— Start of RECORD LIST —
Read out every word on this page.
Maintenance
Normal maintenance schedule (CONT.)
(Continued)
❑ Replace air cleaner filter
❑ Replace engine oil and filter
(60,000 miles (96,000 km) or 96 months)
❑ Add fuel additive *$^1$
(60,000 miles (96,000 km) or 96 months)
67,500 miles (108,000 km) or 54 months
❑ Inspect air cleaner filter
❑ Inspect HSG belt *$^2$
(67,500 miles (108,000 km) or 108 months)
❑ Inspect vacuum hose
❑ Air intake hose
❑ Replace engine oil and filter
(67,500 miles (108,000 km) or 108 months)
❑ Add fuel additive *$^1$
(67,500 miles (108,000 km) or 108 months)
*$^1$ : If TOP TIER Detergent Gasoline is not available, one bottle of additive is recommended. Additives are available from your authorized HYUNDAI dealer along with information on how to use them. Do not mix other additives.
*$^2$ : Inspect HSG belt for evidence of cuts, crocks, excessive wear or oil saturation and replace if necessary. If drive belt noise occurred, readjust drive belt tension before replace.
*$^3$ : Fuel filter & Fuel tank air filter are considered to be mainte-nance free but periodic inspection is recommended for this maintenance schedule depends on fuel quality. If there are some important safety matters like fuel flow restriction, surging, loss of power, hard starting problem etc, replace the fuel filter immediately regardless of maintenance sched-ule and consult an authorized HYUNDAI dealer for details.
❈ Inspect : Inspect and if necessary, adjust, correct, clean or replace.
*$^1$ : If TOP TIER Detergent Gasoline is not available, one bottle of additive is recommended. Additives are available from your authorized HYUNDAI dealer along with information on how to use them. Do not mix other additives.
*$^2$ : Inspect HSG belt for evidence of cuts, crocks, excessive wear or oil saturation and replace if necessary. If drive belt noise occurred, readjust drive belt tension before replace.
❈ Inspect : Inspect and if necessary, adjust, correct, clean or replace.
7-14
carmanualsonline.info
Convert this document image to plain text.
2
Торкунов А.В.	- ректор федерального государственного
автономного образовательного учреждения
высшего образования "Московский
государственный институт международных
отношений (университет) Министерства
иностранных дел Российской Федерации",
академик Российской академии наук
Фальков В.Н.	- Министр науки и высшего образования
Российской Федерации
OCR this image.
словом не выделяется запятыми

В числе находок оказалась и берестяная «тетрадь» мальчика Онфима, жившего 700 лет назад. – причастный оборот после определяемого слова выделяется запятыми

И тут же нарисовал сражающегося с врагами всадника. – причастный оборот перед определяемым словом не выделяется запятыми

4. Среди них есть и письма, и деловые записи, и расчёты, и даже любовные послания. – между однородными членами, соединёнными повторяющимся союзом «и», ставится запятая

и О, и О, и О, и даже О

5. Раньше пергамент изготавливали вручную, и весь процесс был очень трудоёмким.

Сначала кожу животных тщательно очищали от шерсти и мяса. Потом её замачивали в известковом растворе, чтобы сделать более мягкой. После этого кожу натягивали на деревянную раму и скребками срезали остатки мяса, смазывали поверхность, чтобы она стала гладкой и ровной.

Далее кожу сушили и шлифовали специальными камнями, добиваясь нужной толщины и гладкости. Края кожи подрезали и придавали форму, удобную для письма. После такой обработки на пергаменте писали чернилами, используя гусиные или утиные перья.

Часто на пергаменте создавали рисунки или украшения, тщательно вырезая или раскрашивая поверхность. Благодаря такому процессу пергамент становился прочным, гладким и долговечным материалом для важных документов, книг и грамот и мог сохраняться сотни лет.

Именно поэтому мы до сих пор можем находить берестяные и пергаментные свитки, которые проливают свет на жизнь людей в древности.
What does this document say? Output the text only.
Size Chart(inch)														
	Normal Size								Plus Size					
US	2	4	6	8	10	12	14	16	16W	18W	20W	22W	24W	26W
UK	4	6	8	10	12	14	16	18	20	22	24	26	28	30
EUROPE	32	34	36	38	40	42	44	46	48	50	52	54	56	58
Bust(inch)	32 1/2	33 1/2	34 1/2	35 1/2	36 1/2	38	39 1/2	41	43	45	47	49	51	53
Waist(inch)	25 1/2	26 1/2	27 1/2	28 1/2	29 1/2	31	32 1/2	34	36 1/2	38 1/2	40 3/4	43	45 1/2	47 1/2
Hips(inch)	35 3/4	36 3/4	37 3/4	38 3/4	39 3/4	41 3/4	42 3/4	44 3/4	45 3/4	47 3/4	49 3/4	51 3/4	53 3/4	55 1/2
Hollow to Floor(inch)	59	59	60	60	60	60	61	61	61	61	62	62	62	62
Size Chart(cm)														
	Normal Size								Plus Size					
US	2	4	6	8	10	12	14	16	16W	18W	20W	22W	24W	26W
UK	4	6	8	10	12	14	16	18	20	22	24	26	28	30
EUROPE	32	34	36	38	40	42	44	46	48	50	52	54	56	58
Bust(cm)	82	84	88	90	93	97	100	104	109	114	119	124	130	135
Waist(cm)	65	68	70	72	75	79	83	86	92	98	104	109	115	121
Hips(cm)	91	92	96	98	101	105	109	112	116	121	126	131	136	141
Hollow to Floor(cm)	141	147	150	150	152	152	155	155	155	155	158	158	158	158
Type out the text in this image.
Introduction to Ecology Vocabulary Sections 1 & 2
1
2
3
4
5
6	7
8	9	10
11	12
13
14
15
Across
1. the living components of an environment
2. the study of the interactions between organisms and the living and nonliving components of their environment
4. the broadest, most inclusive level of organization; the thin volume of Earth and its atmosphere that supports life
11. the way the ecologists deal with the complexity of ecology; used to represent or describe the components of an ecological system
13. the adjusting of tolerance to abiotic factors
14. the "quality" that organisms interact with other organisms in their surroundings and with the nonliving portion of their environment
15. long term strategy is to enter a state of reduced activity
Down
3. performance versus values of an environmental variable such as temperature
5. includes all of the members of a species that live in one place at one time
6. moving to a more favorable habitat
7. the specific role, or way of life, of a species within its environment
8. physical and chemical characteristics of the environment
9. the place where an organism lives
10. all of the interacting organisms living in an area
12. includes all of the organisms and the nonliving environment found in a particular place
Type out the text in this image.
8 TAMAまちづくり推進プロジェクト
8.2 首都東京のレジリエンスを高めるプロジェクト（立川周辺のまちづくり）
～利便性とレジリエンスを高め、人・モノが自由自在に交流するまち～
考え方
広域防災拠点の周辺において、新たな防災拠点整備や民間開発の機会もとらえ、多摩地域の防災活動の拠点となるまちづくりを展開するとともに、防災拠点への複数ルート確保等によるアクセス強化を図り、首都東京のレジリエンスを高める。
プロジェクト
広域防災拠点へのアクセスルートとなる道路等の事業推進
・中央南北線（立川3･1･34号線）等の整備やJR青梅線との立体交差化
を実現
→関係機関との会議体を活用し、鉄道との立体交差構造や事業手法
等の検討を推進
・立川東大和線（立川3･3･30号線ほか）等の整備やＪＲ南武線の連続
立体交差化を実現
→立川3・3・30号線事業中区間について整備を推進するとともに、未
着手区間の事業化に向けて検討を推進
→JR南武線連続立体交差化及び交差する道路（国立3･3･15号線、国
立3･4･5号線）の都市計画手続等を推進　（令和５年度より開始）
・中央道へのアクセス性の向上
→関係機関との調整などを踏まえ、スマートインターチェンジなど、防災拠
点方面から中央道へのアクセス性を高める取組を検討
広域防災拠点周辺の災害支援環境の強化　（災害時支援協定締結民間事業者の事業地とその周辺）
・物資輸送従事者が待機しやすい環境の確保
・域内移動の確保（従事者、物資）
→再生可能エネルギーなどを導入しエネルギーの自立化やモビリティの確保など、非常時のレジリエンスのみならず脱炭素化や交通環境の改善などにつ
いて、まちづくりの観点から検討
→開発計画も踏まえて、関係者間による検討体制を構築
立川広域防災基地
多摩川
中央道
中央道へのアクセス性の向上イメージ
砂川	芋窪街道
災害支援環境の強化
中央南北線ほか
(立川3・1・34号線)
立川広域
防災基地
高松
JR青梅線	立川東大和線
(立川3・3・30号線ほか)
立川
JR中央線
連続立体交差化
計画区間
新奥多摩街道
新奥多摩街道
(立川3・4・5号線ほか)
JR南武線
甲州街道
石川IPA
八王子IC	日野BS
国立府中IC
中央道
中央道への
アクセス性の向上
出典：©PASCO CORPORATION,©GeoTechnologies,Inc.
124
— End of RECORD LIST —
• THE TASK: Report how many lines of the entries hold the string "components". Provide the number alone.

• EXERCISE SOLUTION: 3